Using the records below, count the lines with "individual" in them. Give the number only.

# start of Data for processing

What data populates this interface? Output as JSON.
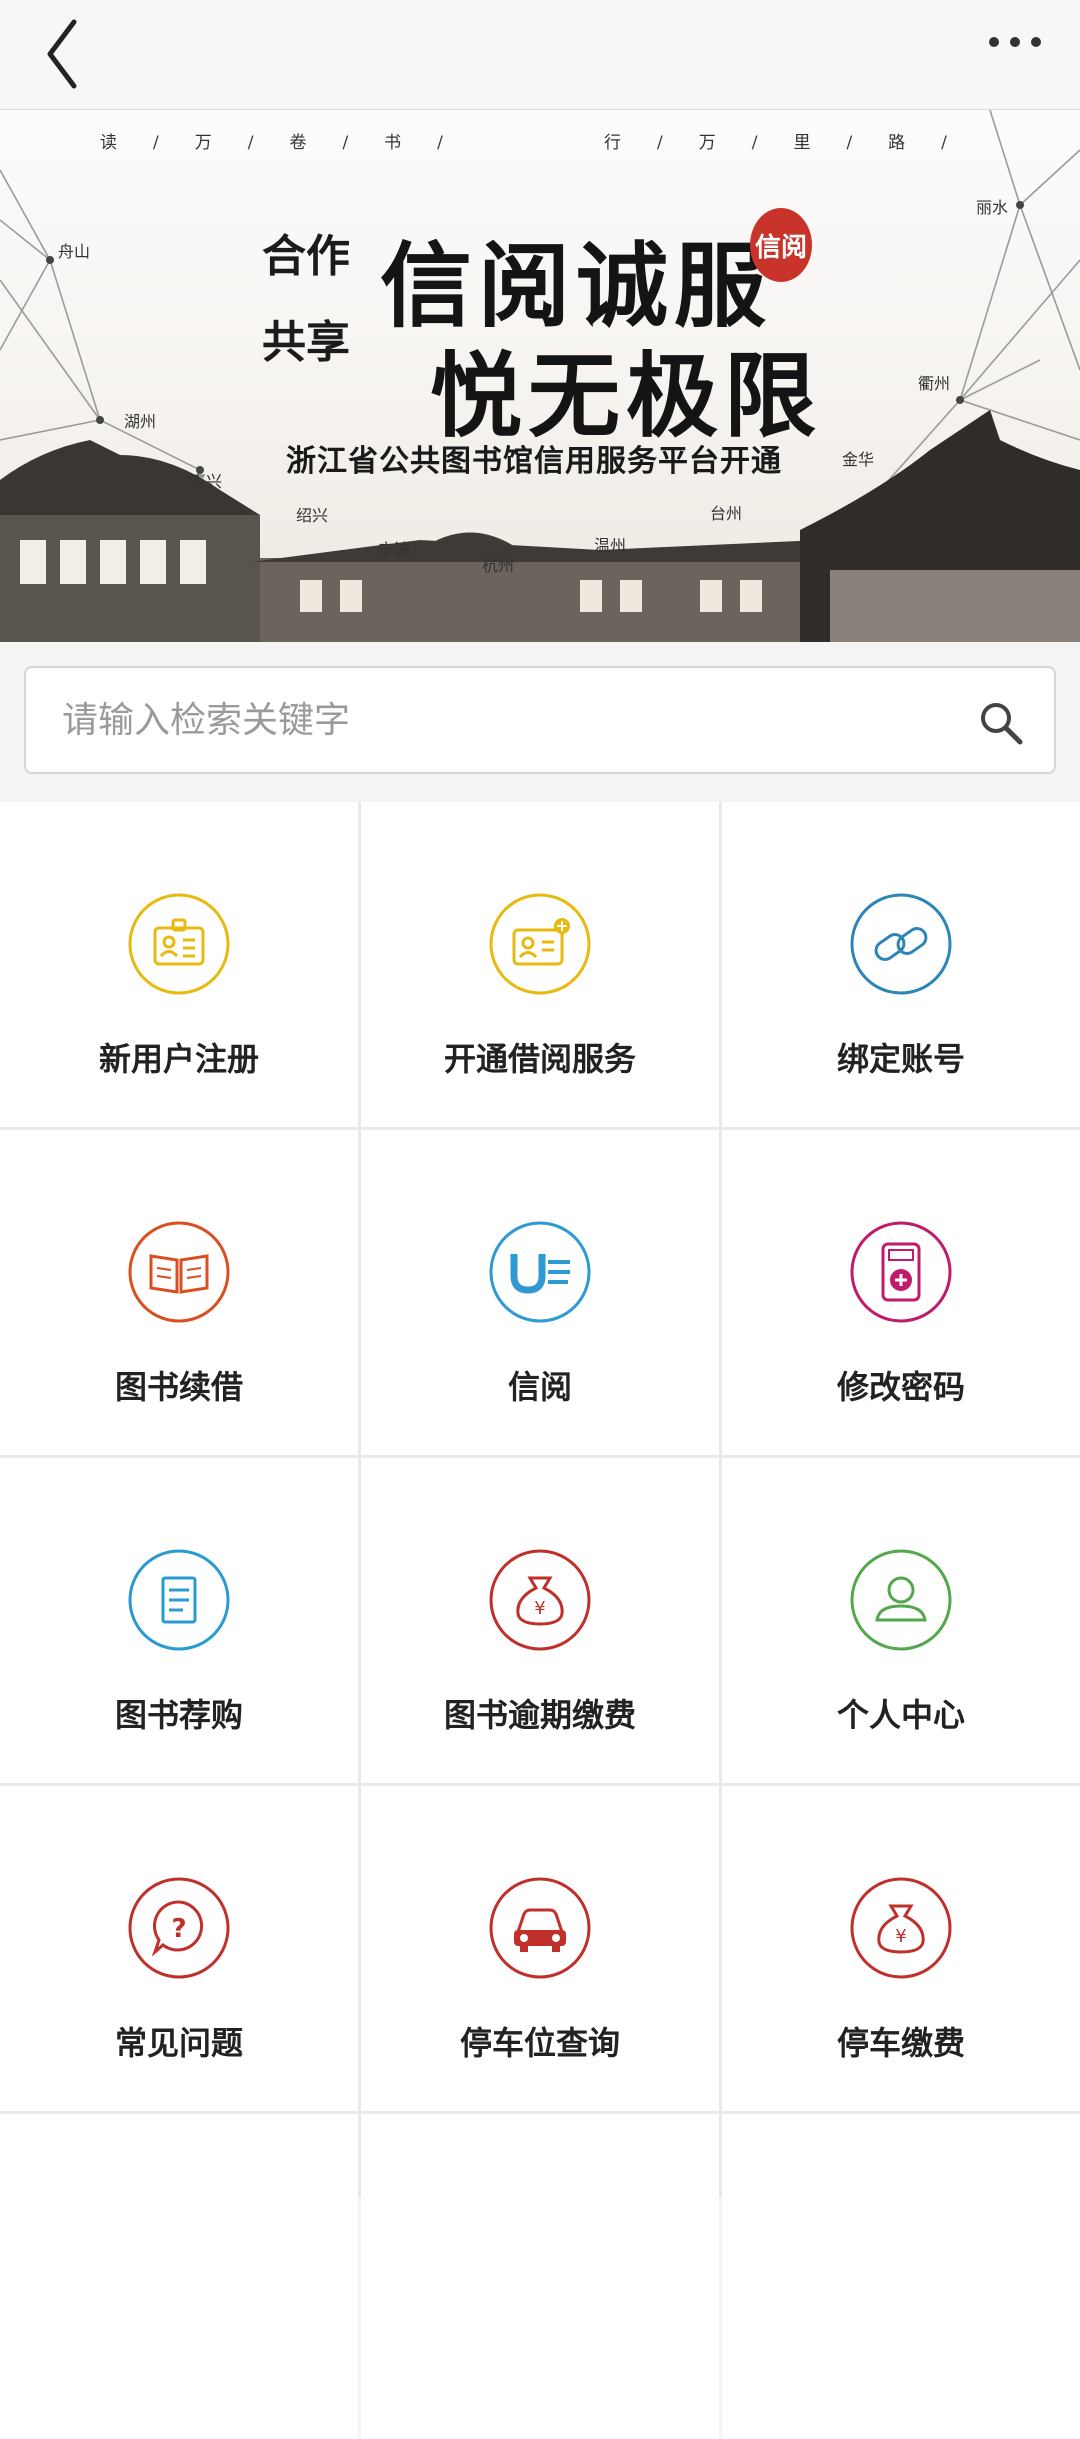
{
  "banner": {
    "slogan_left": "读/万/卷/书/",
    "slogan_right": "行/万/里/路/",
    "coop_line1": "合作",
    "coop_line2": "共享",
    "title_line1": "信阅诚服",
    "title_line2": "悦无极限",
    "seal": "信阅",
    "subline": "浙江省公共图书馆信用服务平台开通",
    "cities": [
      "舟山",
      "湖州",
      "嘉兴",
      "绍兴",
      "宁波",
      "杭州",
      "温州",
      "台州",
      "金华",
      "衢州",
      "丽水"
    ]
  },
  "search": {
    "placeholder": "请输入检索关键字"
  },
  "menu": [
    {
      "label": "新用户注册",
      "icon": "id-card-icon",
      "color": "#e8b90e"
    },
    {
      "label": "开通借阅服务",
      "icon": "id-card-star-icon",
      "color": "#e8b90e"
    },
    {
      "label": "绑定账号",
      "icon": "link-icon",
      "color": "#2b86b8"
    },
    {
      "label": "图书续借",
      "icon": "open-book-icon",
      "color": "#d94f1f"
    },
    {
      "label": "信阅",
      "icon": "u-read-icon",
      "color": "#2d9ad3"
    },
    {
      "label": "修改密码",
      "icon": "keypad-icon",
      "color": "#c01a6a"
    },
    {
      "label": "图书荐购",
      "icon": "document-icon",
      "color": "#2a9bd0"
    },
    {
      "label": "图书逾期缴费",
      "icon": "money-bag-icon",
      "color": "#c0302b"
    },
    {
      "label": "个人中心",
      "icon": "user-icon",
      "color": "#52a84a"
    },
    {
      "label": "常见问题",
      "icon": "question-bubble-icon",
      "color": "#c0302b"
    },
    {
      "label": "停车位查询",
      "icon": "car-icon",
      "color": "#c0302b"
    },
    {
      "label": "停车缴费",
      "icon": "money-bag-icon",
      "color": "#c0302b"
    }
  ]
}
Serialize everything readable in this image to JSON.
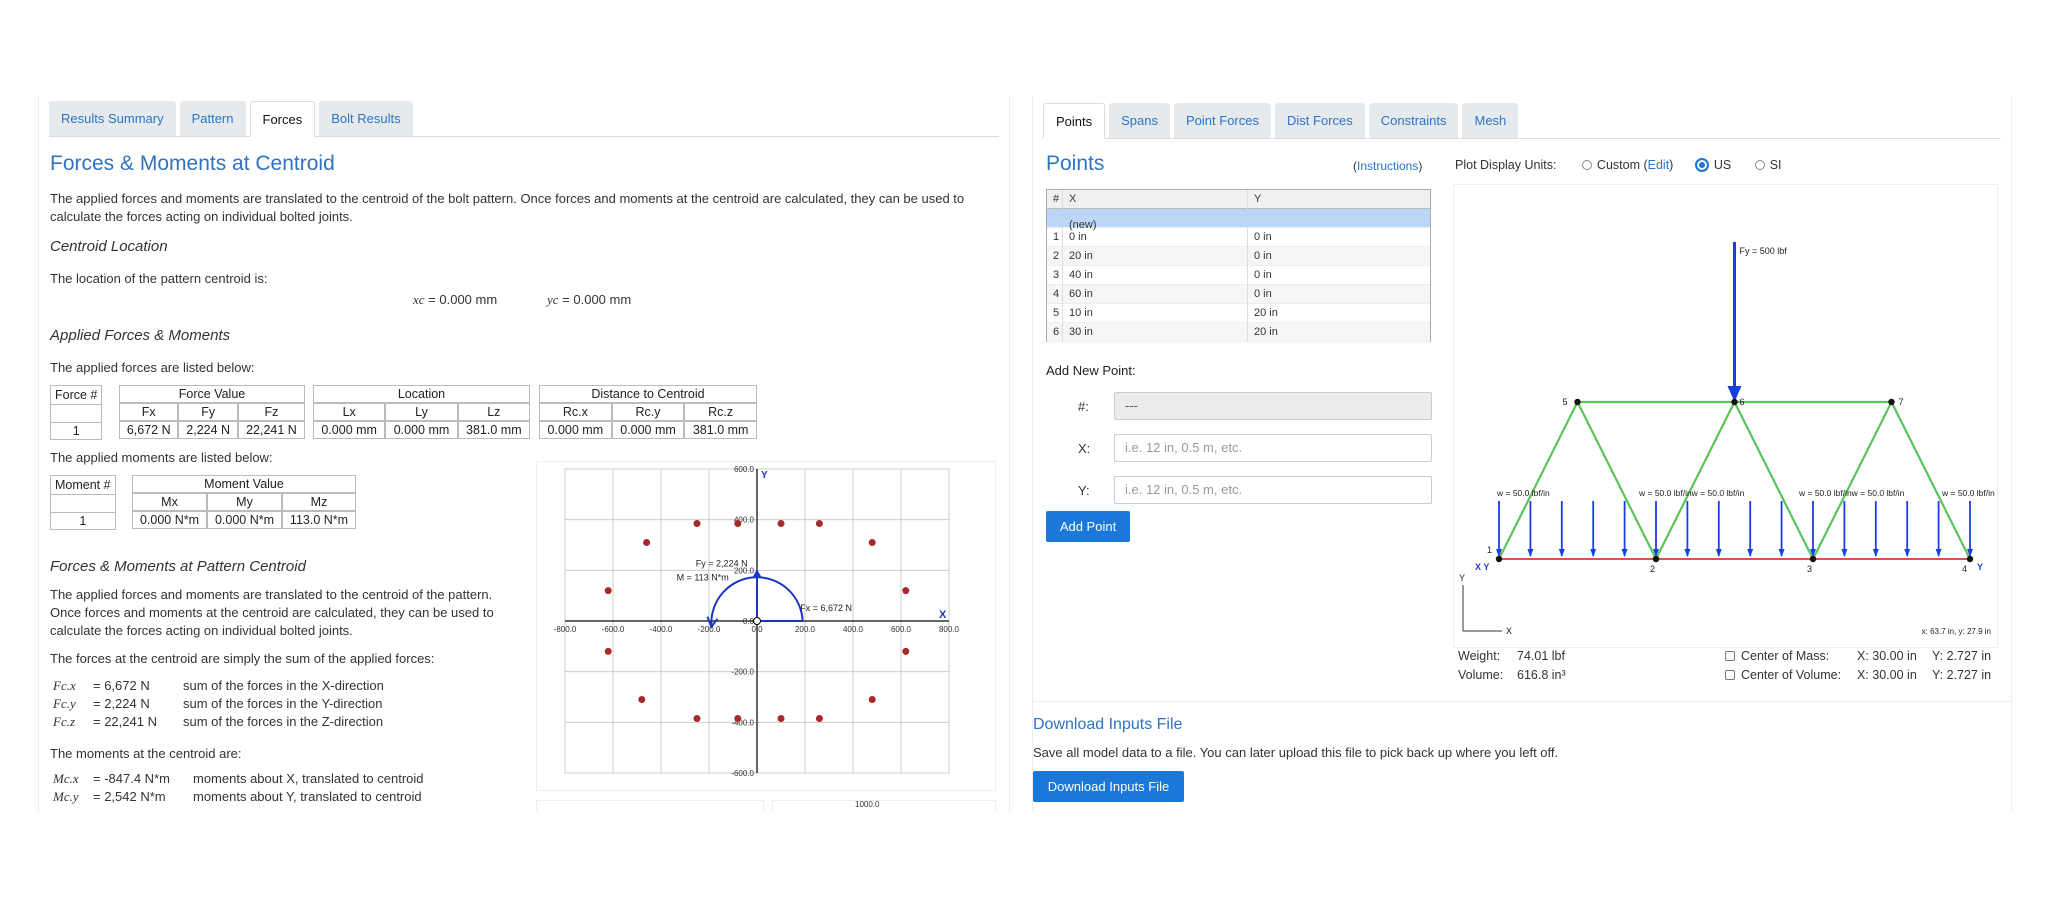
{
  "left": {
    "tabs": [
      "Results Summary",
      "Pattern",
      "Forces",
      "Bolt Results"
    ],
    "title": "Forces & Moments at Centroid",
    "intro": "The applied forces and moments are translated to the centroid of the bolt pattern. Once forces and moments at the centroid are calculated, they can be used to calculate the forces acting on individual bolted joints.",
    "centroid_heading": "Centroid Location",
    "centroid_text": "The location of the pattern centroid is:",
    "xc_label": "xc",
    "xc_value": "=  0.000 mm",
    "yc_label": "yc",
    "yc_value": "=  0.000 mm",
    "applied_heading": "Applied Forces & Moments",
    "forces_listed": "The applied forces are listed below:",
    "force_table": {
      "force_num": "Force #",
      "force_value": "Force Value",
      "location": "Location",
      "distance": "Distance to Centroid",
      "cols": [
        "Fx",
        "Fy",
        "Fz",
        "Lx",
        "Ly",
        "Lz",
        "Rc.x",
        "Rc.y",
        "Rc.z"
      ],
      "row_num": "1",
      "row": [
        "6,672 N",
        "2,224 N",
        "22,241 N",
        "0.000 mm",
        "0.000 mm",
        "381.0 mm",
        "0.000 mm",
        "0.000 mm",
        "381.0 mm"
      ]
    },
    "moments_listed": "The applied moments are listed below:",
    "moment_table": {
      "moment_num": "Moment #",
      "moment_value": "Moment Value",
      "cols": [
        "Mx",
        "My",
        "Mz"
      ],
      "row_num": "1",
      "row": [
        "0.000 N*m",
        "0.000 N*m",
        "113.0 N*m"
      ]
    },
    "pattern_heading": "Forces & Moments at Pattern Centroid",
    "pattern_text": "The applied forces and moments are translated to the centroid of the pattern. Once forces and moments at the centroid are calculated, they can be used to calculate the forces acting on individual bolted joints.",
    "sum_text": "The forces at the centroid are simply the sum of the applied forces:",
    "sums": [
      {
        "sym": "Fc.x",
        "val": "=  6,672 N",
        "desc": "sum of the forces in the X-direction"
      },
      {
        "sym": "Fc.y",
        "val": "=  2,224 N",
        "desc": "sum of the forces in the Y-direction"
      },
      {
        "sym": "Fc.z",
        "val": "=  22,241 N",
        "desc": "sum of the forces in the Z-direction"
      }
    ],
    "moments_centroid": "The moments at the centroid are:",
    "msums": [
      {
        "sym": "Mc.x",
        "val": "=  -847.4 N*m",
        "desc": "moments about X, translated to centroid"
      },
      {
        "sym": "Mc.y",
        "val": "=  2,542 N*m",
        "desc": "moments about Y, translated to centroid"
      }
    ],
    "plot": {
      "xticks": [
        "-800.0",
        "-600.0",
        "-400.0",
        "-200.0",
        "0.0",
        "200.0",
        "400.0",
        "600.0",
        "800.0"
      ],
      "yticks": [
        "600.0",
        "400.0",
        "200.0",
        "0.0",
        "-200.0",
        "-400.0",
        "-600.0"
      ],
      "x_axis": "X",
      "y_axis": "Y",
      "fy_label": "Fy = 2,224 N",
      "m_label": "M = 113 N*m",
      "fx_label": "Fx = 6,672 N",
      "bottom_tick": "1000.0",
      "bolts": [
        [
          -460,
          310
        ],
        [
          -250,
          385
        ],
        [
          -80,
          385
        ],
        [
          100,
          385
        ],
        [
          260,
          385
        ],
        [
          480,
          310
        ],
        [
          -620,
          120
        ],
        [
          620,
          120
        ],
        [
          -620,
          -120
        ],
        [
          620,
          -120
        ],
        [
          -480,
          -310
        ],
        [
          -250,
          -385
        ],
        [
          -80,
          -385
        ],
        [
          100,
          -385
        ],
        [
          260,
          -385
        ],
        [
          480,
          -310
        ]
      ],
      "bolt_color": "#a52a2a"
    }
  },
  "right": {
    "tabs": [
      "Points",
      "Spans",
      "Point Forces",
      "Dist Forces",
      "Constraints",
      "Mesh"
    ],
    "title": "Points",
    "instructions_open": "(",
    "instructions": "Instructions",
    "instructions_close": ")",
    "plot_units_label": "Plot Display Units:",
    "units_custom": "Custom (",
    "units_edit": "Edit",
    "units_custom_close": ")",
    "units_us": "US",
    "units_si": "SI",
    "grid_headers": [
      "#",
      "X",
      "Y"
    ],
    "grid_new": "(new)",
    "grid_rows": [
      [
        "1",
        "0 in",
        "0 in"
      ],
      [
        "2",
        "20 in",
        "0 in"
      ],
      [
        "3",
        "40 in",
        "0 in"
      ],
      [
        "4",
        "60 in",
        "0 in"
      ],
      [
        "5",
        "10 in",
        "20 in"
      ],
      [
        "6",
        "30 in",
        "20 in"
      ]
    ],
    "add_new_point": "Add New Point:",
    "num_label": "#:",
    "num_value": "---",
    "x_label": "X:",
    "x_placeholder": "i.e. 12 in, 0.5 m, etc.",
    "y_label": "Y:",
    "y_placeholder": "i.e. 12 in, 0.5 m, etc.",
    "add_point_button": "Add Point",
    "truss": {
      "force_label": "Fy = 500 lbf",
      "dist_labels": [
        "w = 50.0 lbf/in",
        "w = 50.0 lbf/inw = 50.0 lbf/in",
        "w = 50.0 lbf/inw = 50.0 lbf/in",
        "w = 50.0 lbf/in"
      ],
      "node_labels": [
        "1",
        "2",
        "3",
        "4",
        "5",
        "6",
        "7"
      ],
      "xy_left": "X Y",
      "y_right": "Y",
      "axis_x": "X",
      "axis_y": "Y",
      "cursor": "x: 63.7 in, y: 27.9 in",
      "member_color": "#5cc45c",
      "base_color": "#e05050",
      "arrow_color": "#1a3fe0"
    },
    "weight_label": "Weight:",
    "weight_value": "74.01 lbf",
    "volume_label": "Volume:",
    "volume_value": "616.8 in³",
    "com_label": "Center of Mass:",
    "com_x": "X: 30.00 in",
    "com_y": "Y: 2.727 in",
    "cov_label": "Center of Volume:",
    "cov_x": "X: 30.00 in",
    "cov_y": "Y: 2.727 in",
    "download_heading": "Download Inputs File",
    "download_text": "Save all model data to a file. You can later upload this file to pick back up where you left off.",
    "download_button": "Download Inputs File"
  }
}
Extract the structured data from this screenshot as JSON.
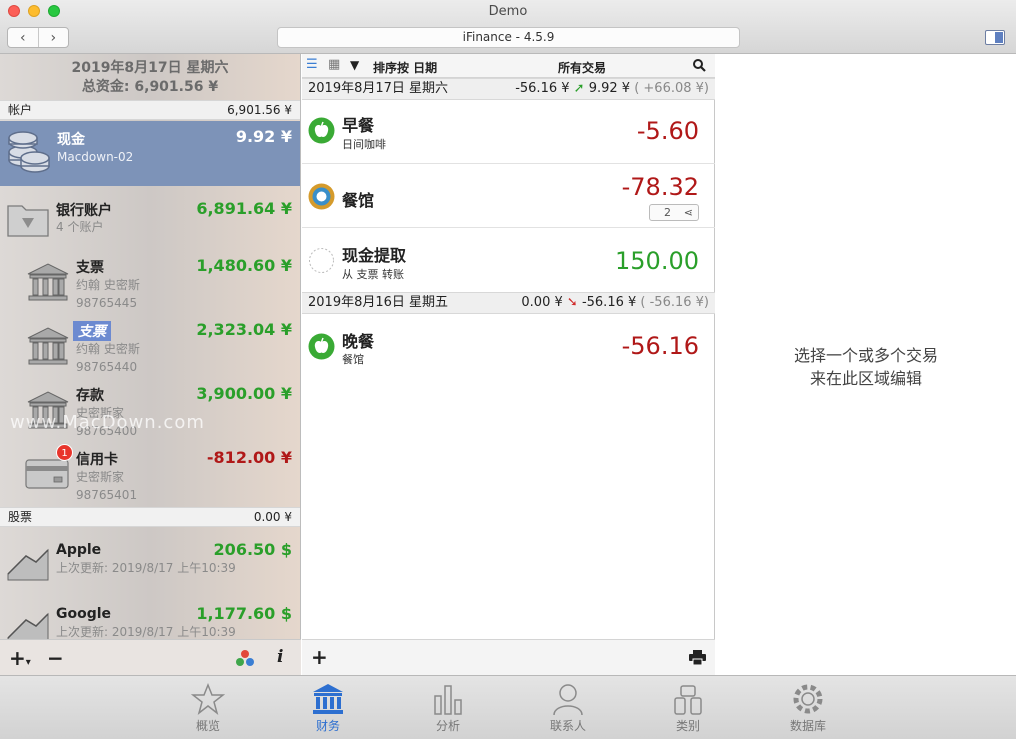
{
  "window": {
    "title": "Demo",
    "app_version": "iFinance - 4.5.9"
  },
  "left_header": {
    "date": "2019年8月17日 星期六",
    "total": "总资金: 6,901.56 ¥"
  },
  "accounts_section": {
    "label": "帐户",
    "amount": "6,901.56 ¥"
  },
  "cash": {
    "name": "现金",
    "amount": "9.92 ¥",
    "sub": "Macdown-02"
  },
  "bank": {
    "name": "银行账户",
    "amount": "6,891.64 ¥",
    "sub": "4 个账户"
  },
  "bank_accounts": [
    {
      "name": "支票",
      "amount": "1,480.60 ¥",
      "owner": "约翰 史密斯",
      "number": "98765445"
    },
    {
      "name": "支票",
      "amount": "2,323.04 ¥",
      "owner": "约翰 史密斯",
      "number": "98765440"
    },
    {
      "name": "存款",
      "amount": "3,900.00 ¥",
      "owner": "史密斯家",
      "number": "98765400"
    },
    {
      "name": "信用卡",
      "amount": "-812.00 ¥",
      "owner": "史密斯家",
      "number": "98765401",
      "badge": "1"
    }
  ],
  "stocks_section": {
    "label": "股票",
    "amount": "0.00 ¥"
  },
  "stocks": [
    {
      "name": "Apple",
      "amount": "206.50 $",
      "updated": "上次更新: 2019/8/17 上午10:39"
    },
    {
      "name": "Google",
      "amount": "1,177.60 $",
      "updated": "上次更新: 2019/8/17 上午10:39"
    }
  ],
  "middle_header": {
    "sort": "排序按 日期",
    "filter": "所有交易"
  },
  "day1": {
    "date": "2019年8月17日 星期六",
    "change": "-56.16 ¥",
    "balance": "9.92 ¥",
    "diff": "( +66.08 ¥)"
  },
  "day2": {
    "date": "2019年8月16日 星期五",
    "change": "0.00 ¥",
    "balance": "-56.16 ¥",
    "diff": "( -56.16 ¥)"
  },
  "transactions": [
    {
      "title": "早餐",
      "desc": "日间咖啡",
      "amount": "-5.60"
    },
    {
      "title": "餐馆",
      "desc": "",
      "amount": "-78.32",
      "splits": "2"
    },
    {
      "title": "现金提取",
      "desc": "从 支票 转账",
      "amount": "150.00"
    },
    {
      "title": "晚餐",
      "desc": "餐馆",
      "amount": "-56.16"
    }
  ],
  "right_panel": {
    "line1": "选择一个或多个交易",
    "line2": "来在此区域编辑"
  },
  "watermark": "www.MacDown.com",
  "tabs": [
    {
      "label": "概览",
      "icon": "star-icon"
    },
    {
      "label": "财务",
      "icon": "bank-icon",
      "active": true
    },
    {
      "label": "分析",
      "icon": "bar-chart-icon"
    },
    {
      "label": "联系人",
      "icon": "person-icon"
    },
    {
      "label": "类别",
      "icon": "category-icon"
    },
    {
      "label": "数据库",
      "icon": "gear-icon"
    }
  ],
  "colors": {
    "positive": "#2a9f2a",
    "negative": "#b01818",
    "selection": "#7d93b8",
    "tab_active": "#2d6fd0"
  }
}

# end of Data for processing

#### Solved exercise
2